▶ _Instruction_: Transcribe everything in the data word for word. Pictures are left out.

======== Data for this exercise ========

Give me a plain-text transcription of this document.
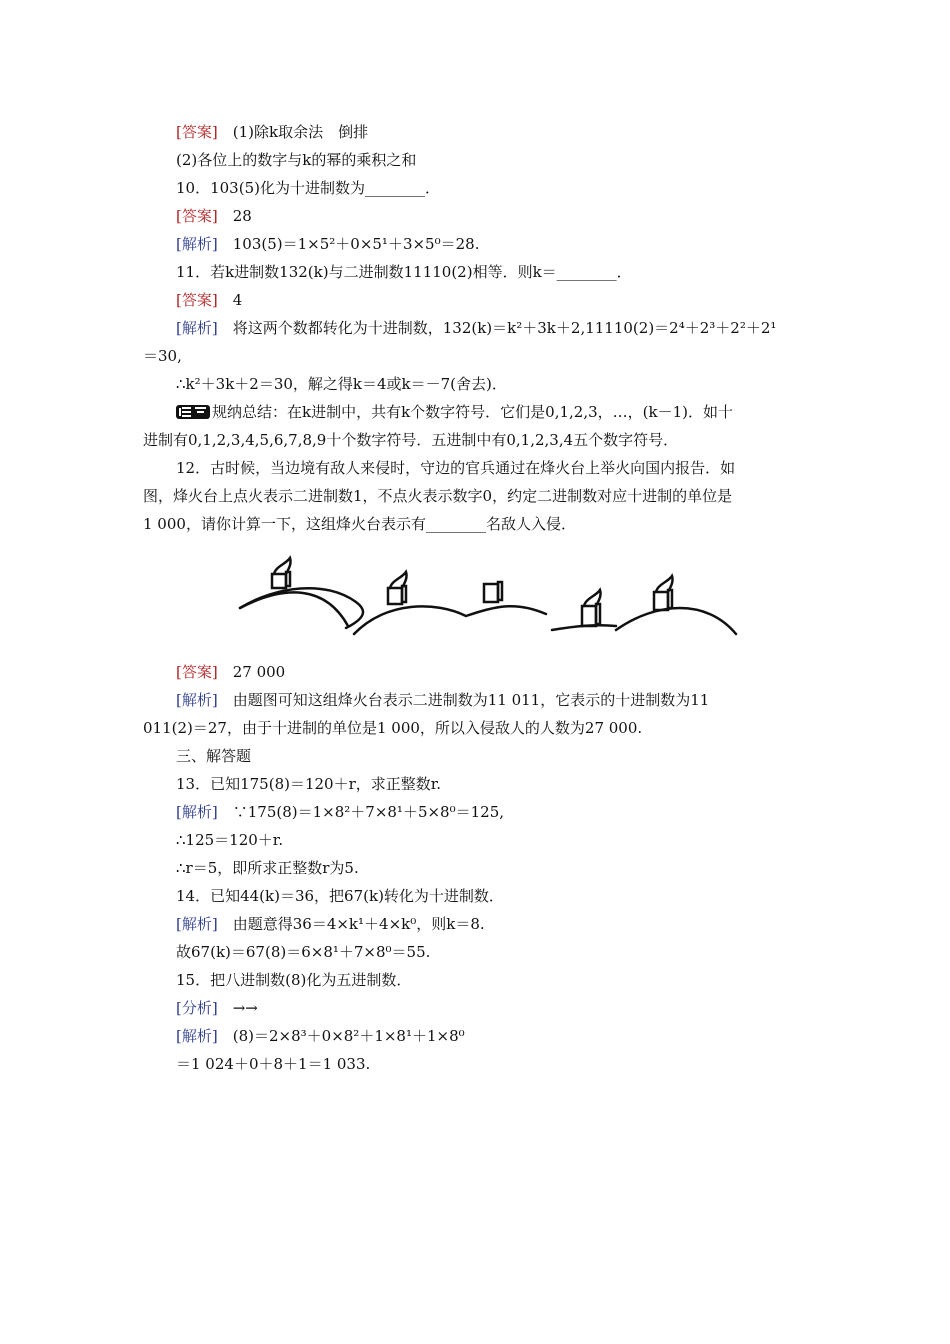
[答案]　 (1)除k取余法　倒排
(2)各位上的数字与k的幂的乘积之和
10．103(5)化为十进制数为________．
[答案]　 28
[解析]　 103(5)＝1×5²＋0×5¹＋3×5⁰＝28.
11．若k进制数132(k)与二进制数11110(2)相等．则k＝________．
[答案]　 4
[解析]　 将这两个数都转化为十进制数，132(k)＝k²＋3k＋2,11110(2)＝2⁴＋2³＋2²＋2¹
＝30,
∴k²＋3k＋2＝30，解之得k＝4或k＝－7(舍去)．
规纳总结：在k进制中，共有k个数字符号．它们是0,1,2,3，…，(k－1)．如十
进制有0,1,2,3,4,5,6,7,8,9十个数字符号．五进制中有0,1,2,3,4五个数字符号．
12．古时候，当边境有敌人来侵时，守边的官兵通过在烽火台上举火向国内报告．如
图，烽火台上点火表示二进制数1，不点火表示数字0，约定二进制数对应十进制的单位是
1 000，请你计算一下，这组烽火台表示有________名敌人入侵．
[答案]　 27 000
[解析]　 由题图可知这组烽火台表示二进制数为11 011，它表示的十进制数为11
011(2)＝27，由于十进制的单位是1 000，所以入侵敌人的人数为27 000.
三、解答题
13．已知175(8)＝120＋r，求正整数r.
[解析]　 ∵175(8)＝1×8²＋7×8¹＋5×8⁰＝125,
∴125＝120＋r.
∴r＝5，即所求正整数r为5.
14．已知44(k)＝36，把67(k)转化为十进制数．
[解析]　 由题意得36＝4×k¹＋4×k⁰，则k＝8.
故67(k)＝67(8)＝6×8¹＋7×8⁰＝55.
15．把八进制数(8)化为五进制数．
[分析]　 →→
[解析]　 (8)＝2×8³＋0×8²＋1×8¹＋1×8⁰
＝1 024＋0＋8＋1＝1 033.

========

▶ _The answer_:
Give me a plain-text transcription of this document.
[答案]　 (1)除k取余法　倒排
(2)各位上的数字与k的幂的乘积之和
10．103(5)化为十进制数为________．
[答案]　 28
[解析]　 103(5)＝1×5²＋0×5¹＋3×5⁰＝28.
11．若k进制数132(k)与二进制数11110(2)相等．则k＝________．
[答案]　 4
[解析]　 将这两个数都转化为十进制数，132(k)＝k²＋3k＋2,11110(2)＝2⁴＋2³＋2²＋2¹
＝30,
∴k²＋3k＋2＝30，解之得k＝4或k＝－7(舍去)．
规纳总结：在k进制中，共有k个数字符号．它们是0,1,2,3，…，(k－1)．如十
进制有0,1,2,3,4,5,6,7,8,9十个数字符号．五进制中有0,1,2,3,4五个数字符号．
12．古时候，当边境有敌人来侵时，守边的官兵通过在烽火台上举火向国内报告．如
图，烽火台上点火表示二进制数1，不点火表示数字0，约定二进制数对应十进制的单位是
1 000，请你计算一下，这组烽火台表示有________名敌人入侵．
[答案]　 27 000
[解析]　 由题图可知这组烽火台表示二进制数为11 011，它表示的十进制数为11
011(2)＝27，由于十进制的单位是1 000，所以入侵敌人的人数为27 000.
三、解答题
13．已知175(8)＝120＋r，求正整数r.
[解析]　 ∵175(8)＝1×8²＋7×8¹＋5×8⁰＝125,
∴125＝120＋r.
∴r＝5，即所求正整数r为5.
14．已知44(k)＝36，把67(k)转化为十进制数．
[解析]　 由题意得36＝4×k¹＋4×k⁰，则k＝8.
故67(k)＝67(8)＝6×8¹＋7×8⁰＝55.
15．把八进制数(8)化为五进制数．
[分析]　 →→
[解析]　 (8)＝2×8³＋0×8²＋1×8¹＋1×8⁰
＝1 024＋0＋8＋1＝1 033.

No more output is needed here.